- Aim of the exercise
For the copy, please give all of the data again exactly and leave the pictures out.

- Recorded information
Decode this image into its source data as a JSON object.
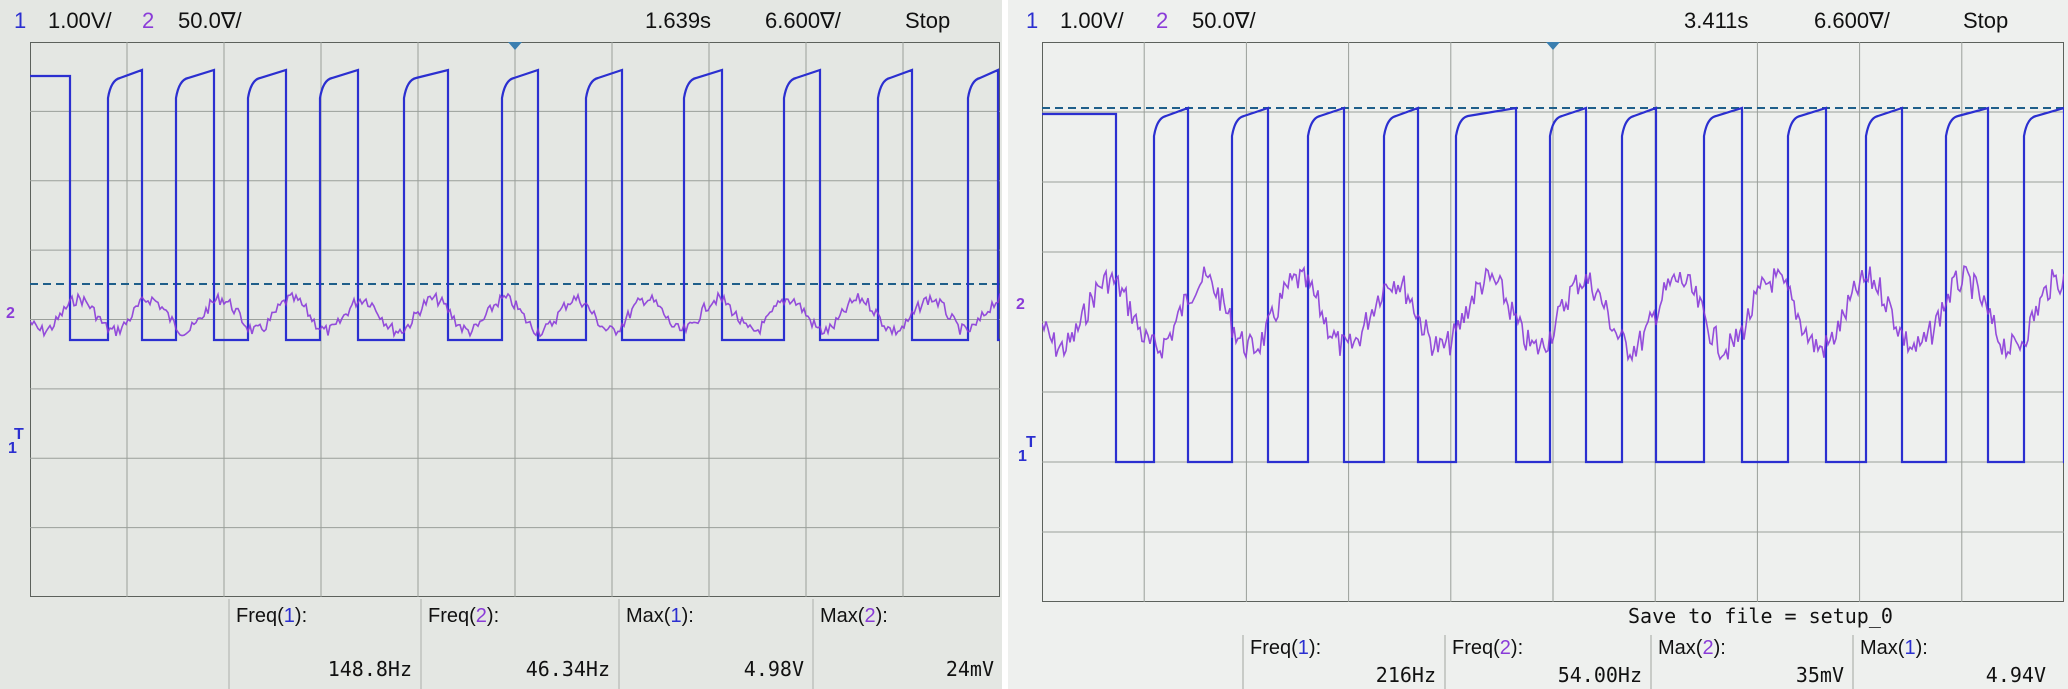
{
  "left": {
    "ch1_num": "1",
    "ch1_scale": "1.00V/",
    "ch2_num": "2",
    "ch2_scale": "50.0∇/",
    "time_pos": "1.639s",
    "time_scale": "6.600∇/",
    "status": "Stop",
    "ch2_marker": "2",
    "ch1_marker": "1",
    "trigger_marker": "T",
    "measurements": [
      {
        "name": "Freq",
        "ch": "1",
        "value": "148.8Hz"
      },
      {
        "name": "Freq",
        "ch": "2",
        "value": "46.34Hz"
      },
      {
        "name": "Max",
        "ch": "1",
        "value": "4.98V"
      },
      {
        "name": "Max",
        "ch": "2",
        "value": "24mV"
      }
    ],
    "ch1_freq": 148.8,
    "ch2_freq": 46.34
  },
  "right": {
    "ch1_num": "1",
    "ch1_scale": "1.00V/",
    "ch2_num": "2",
    "ch2_scale": "50.0∇/",
    "time_pos": "3.411s",
    "time_scale": "6.600∇/",
    "status": "Stop",
    "ch2_marker": "2",
    "ch1_marker": "1",
    "trigger_marker": "T",
    "save_message": "Save to file = setup_0",
    "measurements": [
      {
        "name": "Freq",
        "ch": "1",
        "value": "216Hz"
      },
      {
        "name": "Freq",
        "ch": "2",
        "value": "54.00Hz"
      },
      {
        "name": "Max",
        "ch": "2",
        "value": "35mV"
      },
      {
        "name": "Max",
        "ch": "1",
        "value": "4.94V"
      }
    ],
    "ch1_freq": 216,
    "ch2_freq": 54.0
  },
  "colors": {
    "ch1": "#2b2fd0",
    "ch2": "#8a3bd8",
    "trigger_level": "#1f5f8a",
    "grid": "#9a9f9a"
  }
}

- Expected answer
Decode this image into its source data as a JSON object.
{
  "left": {
    "ch1_num": "1",
    "ch1_scale": "1.00V/",
    "ch2_num": "2",
    "ch2_scale": "50.0∇/",
    "time_pos": "1.639s",
    "time_scale": "6.600∇/",
    "status": "Stop",
    "ch2_marker": "2",
    "ch1_marker": "1",
    "trigger_marker": "T",
    "measurements": [
      {
        "name": "Freq",
        "ch": "1",
        "value": "148.8Hz"
      },
      {
        "name": "Freq",
        "ch": "2",
        "value": "46.34Hz"
      },
      {
        "name": "Max",
        "ch": "1",
        "value": "4.98V"
      },
      {
        "name": "Max",
        "ch": "2",
        "value": "24mV"
      }
    ],
    "ch1_freq": 148.8,
    "ch2_freq": 46.34
  },
  "right": {
    "ch1_num": "1",
    "ch1_scale": "1.00V/",
    "ch2_num": "2",
    "ch2_scale": "50.0∇/",
    "time_pos": "3.411s",
    "time_scale": "6.600∇/",
    "status": "Stop",
    "ch2_marker": "2",
    "ch1_marker": "1",
    "trigger_marker": "T",
    "save_message": "Save to file = setup_0",
    "measurements": [
      {
        "name": "Freq",
        "ch": "1",
        "value": "216Hz"
      },
      {
        "name": "Freq",
        "ch": "2",
        "value": "54.00Hz"
      },
      {
        "name": "Max",
        "ch": "2",
        "value": "35mV"
      },
      {
        "name": "Max",
        "ch": "1",
        "value": "4.94V"
      }
    ],
    "ch1_freq": 216,
    "ch2_freq": 54.0
  },
  "colors": {
    "ch1": "#2b2fd0",
    "ch2": "#8a3bd8",
    "trigger_level": "#1f5f8a",
    "grid": "#9a9f9a"
  }
}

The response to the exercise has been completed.